_Exercise objective_: All of the data should be output character for character, except the pictures.

_Data records_:

# # # # # # #

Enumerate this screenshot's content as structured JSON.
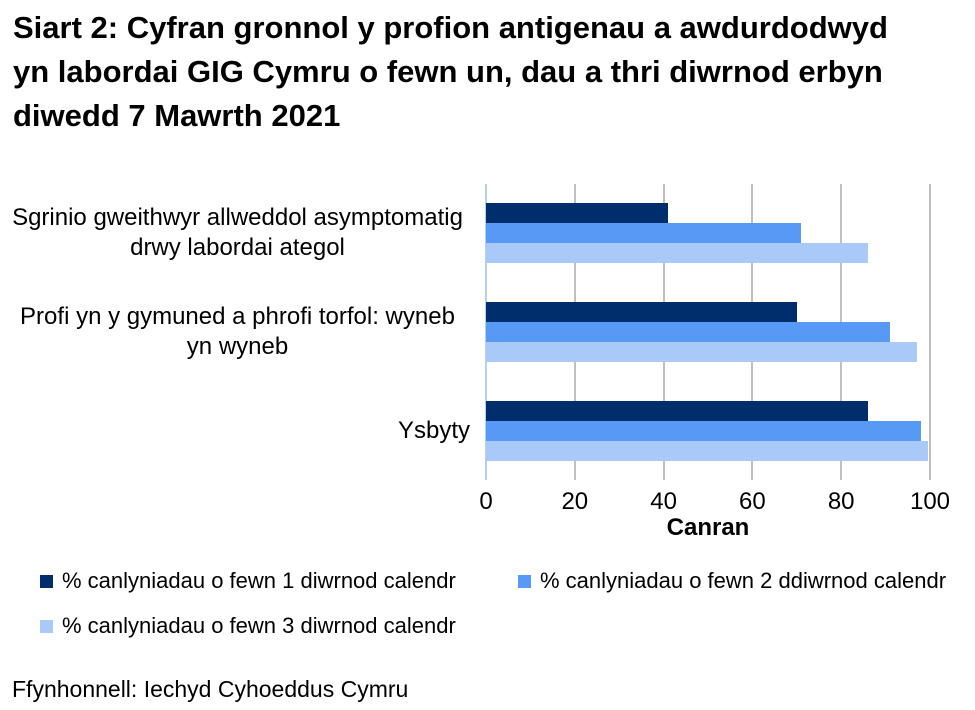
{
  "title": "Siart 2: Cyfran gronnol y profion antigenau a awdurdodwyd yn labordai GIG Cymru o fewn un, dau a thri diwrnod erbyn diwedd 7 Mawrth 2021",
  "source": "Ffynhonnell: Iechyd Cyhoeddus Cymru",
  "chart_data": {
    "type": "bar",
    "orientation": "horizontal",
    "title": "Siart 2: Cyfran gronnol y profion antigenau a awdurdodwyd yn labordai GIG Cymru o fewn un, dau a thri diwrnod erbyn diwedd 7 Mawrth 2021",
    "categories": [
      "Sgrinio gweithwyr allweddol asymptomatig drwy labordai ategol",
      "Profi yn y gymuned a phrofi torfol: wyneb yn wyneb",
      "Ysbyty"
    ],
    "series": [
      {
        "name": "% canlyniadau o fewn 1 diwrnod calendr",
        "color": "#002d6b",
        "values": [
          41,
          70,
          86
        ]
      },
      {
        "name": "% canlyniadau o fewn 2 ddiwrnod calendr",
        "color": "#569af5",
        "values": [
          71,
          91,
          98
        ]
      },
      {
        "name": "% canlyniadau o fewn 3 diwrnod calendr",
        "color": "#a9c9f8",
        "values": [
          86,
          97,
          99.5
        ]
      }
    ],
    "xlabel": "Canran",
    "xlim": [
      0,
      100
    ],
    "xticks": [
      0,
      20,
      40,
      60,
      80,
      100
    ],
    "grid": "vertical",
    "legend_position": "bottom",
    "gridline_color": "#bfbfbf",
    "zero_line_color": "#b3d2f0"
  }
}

# # # # # # #

_The solution_:
Enumerate this screenshot's content as structured JSON.
{
  "title": "Siart 2: Cyfran gronnol y profion antigenau a awdurdodwyd yn labordai GIG Cymru o fewn un, dau a thri diwrnod erbyn diwedd 7 Mawrth 2021",
  "source": "Ffynhonnell: Iechyd Cyhoeddus Cymru",
  "chart_data": {
    "type": "bar",
    "orientation": "horizontal",
    "title": "Siart 2: Cyfran gronnol y profion antigenau a awdurdodwyd yn labordai GIG Cymru o fewn un, dau a thri diwrnod erbyn diwedd 7 Mawrth 2021",
    "categories": [
      "Sgrinio gweithwyr allweddol asymptomatig drwy labordai ategol",
      "Profi yn y gymuned a phrofi torfol: wyneb yn wyneb",
      "Ysbyty"
    ],
    "series": [
      {
        "name": "% canlyniadau o fewn 1 diwrnod calendr",
        "color": "#002d6b",
        "values": [
          41,
          70,
          86
        ]
      },
      {
        "name": "% canlyniadau o fewn 2 ddiwrnod calendr",
        "color": "#569af5",
        "values": [
          71,
          91,
          98
        ]
      },
      {
        "name": "% canlyniadau o fewn 3 diwrnod calendr",
        "color": "#a9c9f8",
        "values": [
          86,
          97,
          99.5
        ]
      }
    ],
    "xlabel": "Canran",
    "xlim": [
      0,
      100
    ],
    "xticks": [
      0,
      20,
      40,
      60,
      80,
      100
    ],
    "grid": "vertical",
    "legend_position": "bottom",
    "gridline_color": "#bfbfbf",
    "zero_line_color": "#b3d2f0"
  }
}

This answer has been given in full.